Using the entries that follow, state how many lines contain the word "means". The response is that number and nothing more.

[BEGIN Data rows]

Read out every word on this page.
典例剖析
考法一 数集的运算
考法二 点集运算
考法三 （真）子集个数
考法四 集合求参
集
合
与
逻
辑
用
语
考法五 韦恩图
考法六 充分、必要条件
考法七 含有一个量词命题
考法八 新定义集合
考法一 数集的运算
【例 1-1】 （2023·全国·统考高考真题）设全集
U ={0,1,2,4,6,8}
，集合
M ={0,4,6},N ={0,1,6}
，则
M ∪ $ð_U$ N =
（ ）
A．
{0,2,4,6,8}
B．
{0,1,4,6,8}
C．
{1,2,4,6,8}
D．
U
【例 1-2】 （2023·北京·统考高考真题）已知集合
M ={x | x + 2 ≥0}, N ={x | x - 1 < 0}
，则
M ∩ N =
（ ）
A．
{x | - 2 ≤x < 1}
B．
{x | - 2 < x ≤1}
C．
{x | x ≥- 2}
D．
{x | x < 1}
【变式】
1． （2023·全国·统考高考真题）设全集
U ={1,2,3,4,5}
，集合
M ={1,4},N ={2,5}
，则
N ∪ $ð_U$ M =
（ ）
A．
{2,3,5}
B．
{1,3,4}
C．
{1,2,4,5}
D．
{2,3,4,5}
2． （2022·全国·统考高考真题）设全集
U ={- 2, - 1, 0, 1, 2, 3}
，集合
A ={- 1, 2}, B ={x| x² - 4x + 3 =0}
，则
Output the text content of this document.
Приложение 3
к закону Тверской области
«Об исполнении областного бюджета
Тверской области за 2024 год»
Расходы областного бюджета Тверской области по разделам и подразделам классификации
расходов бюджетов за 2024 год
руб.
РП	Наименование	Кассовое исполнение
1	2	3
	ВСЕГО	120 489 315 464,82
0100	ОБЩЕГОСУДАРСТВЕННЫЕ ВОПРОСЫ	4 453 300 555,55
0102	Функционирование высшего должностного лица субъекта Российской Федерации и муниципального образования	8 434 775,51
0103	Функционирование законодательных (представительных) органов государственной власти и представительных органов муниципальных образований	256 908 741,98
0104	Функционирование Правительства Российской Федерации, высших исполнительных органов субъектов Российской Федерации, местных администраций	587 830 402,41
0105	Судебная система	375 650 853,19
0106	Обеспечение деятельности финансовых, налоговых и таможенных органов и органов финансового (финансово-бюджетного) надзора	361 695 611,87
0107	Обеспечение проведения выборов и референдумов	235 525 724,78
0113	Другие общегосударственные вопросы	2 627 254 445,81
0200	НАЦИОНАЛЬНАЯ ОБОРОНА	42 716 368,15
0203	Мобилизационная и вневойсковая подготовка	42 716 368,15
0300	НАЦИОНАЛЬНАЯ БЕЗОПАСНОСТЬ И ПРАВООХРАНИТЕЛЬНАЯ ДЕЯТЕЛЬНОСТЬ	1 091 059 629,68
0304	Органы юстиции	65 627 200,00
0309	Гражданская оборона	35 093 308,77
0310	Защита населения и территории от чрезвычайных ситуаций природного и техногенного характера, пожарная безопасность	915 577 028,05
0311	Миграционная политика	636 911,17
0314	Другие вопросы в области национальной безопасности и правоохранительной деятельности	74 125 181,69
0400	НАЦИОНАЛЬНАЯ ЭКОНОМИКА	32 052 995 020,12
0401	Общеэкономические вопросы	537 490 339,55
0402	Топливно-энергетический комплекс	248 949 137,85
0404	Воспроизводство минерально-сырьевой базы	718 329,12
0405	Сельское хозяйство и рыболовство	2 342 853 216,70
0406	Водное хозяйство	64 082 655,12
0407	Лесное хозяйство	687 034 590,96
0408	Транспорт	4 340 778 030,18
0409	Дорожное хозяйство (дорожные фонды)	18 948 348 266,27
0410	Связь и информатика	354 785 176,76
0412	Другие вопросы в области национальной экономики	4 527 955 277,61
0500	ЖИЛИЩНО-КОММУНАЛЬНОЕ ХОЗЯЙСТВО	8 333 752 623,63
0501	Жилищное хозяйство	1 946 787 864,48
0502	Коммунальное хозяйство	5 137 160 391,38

[END Data rows]
[BEGIN Data rows]

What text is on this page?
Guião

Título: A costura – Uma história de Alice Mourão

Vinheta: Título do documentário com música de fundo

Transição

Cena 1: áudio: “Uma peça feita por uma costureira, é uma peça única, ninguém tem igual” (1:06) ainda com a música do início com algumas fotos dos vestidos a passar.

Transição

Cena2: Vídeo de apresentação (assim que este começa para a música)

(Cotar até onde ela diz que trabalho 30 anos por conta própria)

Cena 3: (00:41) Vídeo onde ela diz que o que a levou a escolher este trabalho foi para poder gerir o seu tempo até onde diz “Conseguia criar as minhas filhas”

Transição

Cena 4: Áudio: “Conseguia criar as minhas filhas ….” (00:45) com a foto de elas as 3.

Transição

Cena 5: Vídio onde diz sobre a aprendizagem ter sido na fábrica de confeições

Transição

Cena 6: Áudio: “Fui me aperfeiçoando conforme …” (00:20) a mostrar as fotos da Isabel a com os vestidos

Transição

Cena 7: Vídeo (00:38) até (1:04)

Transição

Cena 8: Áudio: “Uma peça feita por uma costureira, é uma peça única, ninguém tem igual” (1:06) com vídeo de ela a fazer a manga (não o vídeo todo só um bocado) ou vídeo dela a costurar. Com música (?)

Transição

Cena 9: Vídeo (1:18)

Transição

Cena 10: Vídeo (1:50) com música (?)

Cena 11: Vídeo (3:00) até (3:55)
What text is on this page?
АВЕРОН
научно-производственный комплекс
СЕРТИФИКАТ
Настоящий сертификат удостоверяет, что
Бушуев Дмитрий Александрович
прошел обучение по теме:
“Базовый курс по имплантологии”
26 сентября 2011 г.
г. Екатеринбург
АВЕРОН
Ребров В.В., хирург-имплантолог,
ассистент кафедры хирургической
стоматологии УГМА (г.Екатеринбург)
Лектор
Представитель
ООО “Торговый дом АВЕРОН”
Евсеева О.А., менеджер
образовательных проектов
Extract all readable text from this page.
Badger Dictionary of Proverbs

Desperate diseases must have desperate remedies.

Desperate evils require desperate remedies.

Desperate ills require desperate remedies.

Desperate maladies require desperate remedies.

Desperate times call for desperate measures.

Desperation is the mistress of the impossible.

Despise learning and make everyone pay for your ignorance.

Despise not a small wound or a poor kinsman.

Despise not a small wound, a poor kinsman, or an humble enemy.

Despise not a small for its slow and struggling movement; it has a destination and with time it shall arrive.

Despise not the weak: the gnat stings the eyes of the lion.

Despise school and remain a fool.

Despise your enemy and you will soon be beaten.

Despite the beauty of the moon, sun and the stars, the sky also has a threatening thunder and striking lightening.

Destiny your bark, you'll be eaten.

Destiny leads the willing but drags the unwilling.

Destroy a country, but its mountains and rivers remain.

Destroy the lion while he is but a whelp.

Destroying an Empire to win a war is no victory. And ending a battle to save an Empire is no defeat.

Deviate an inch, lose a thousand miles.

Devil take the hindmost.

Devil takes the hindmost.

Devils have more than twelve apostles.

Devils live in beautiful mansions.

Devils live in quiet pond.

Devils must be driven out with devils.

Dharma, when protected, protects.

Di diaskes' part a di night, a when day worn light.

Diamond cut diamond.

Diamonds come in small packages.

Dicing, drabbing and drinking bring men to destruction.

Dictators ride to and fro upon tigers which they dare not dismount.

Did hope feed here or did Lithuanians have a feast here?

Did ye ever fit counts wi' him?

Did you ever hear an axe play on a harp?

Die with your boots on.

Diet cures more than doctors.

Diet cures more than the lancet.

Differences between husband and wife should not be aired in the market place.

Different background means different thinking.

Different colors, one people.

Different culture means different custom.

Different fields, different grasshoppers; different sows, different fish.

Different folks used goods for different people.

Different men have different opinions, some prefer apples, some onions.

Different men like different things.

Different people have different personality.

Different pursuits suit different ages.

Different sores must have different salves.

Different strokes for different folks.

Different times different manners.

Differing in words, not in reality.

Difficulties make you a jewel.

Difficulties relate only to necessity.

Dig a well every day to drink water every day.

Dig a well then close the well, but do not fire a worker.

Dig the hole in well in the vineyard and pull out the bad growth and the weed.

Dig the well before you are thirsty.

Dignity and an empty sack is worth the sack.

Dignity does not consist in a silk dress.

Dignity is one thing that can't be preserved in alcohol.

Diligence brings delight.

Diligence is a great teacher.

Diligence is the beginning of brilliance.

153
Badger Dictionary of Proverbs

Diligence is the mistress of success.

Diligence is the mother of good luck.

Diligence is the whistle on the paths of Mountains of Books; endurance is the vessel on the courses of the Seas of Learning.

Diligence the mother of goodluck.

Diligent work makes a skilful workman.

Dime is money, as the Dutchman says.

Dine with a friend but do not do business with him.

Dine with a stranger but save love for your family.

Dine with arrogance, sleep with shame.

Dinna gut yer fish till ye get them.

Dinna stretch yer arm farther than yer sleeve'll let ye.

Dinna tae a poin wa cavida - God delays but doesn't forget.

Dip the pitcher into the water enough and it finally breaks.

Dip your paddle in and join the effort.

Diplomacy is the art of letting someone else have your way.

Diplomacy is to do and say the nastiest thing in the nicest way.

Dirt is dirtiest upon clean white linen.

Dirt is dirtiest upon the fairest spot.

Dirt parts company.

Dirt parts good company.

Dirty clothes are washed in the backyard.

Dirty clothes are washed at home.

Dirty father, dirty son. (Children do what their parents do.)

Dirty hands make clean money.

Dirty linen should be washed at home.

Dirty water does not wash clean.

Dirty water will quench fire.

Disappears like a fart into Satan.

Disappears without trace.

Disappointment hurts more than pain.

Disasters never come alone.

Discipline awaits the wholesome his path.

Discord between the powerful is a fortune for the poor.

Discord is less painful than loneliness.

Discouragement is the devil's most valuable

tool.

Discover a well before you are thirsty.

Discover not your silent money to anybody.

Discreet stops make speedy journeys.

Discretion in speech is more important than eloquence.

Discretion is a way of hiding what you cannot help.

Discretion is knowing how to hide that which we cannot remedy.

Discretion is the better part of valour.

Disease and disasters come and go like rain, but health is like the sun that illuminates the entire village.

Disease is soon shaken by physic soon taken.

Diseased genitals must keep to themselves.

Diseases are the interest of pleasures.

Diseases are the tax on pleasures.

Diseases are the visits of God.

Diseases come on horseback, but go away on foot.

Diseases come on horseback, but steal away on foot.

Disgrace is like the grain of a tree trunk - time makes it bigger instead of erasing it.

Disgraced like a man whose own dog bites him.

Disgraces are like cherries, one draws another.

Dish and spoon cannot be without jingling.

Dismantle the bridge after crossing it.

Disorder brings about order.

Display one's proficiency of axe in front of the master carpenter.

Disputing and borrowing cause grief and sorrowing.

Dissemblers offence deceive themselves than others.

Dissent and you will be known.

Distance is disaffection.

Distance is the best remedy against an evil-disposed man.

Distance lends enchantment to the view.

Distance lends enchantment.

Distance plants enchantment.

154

[END Data rows]
[BEGIN Data rows]

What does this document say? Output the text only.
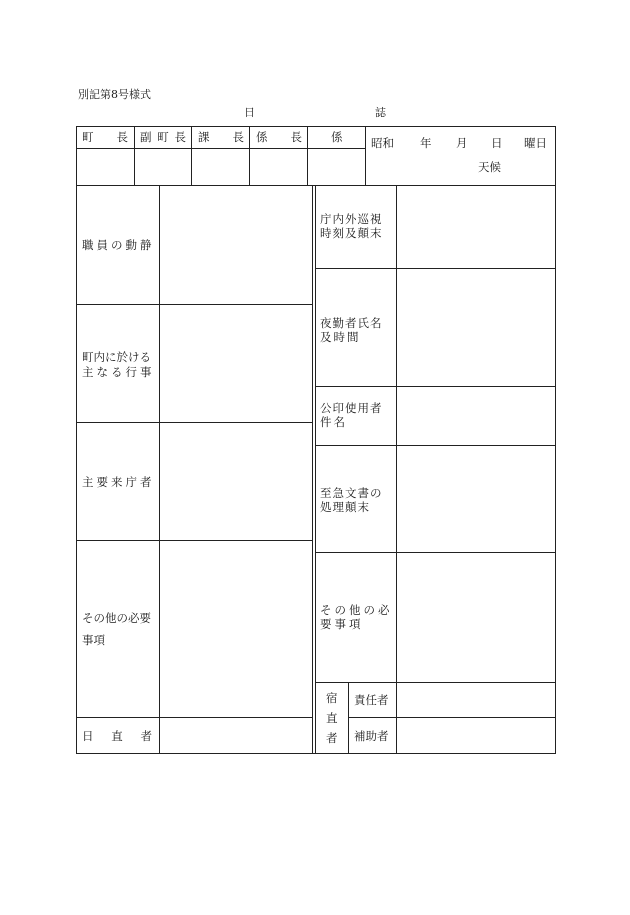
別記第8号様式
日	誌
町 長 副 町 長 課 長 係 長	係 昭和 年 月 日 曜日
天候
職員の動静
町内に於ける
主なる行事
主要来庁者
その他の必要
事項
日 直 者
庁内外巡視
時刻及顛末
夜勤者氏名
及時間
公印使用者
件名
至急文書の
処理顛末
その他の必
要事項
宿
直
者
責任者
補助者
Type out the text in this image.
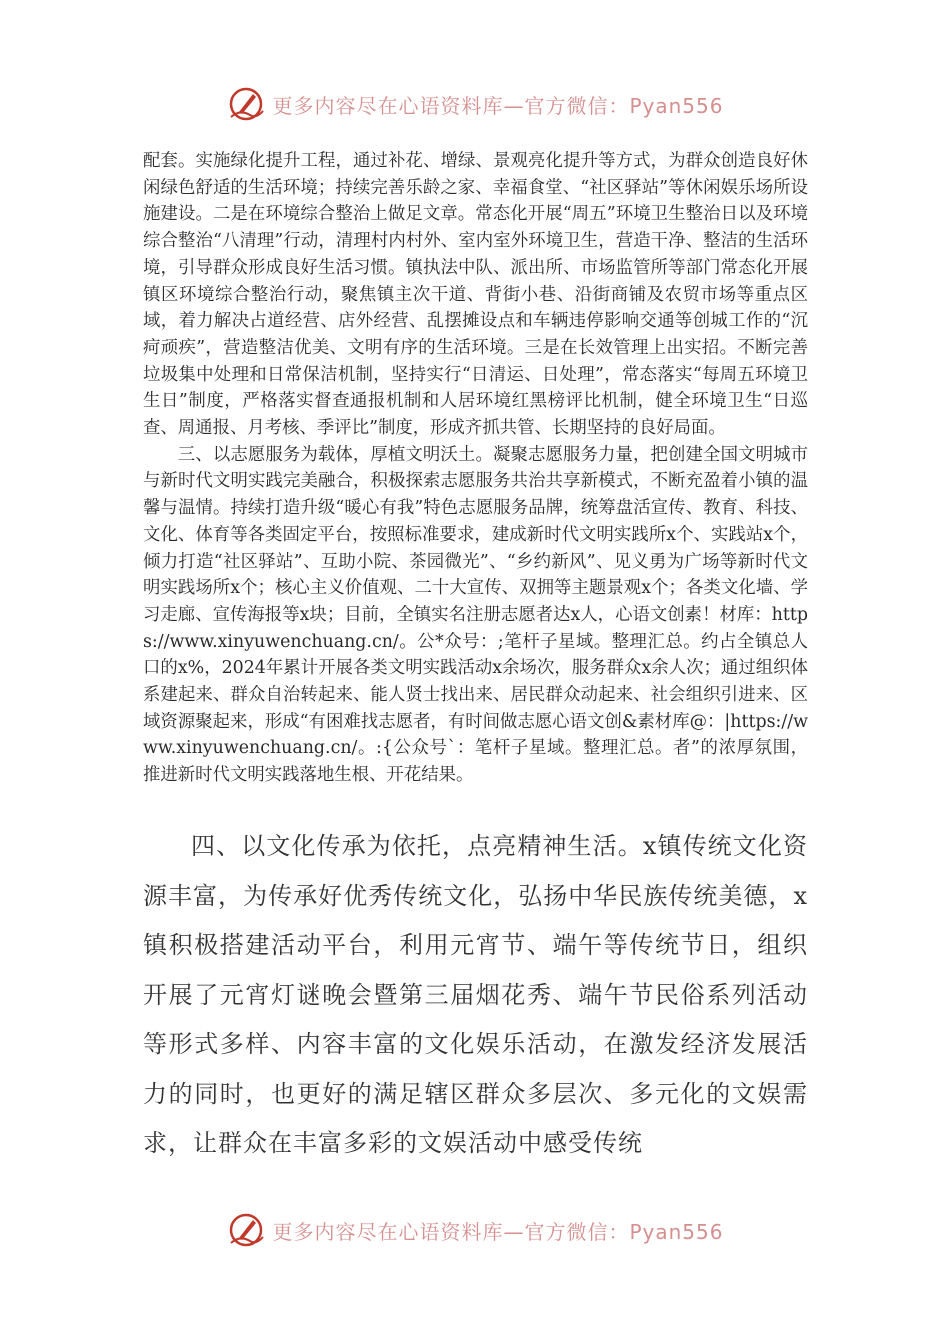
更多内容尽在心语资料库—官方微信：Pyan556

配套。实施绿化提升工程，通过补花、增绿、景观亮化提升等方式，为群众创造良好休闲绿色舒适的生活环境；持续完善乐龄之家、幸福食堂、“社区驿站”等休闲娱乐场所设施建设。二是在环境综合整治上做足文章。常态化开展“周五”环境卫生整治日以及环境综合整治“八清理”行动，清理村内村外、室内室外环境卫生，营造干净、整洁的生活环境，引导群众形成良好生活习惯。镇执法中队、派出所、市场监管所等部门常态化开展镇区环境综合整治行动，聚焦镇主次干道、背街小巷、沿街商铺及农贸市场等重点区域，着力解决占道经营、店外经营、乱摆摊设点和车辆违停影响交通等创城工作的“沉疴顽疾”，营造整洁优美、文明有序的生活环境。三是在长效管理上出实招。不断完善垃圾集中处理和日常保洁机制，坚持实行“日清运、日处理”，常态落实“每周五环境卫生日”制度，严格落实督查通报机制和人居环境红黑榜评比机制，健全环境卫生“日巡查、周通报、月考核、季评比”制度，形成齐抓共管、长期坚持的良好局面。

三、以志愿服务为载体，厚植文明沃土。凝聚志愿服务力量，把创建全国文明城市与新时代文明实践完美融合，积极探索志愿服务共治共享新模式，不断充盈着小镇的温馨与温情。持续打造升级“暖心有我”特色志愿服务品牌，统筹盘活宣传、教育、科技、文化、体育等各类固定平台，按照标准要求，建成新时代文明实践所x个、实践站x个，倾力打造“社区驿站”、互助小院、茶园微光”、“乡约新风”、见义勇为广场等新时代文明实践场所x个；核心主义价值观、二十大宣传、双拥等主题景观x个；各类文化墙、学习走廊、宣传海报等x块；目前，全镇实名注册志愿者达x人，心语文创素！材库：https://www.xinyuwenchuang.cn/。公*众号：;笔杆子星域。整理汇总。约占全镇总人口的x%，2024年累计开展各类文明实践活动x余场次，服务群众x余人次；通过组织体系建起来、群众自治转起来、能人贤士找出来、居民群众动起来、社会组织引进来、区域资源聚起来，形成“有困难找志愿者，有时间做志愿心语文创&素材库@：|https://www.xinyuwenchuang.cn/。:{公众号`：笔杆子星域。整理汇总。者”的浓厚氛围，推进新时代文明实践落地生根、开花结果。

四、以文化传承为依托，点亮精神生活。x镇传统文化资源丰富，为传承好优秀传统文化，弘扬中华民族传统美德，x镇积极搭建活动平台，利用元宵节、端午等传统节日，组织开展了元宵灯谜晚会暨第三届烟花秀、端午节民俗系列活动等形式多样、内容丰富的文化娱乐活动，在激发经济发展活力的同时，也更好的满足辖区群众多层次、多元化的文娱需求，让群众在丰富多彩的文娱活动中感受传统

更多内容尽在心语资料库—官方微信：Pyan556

[END Data rows]

Expected answer – 2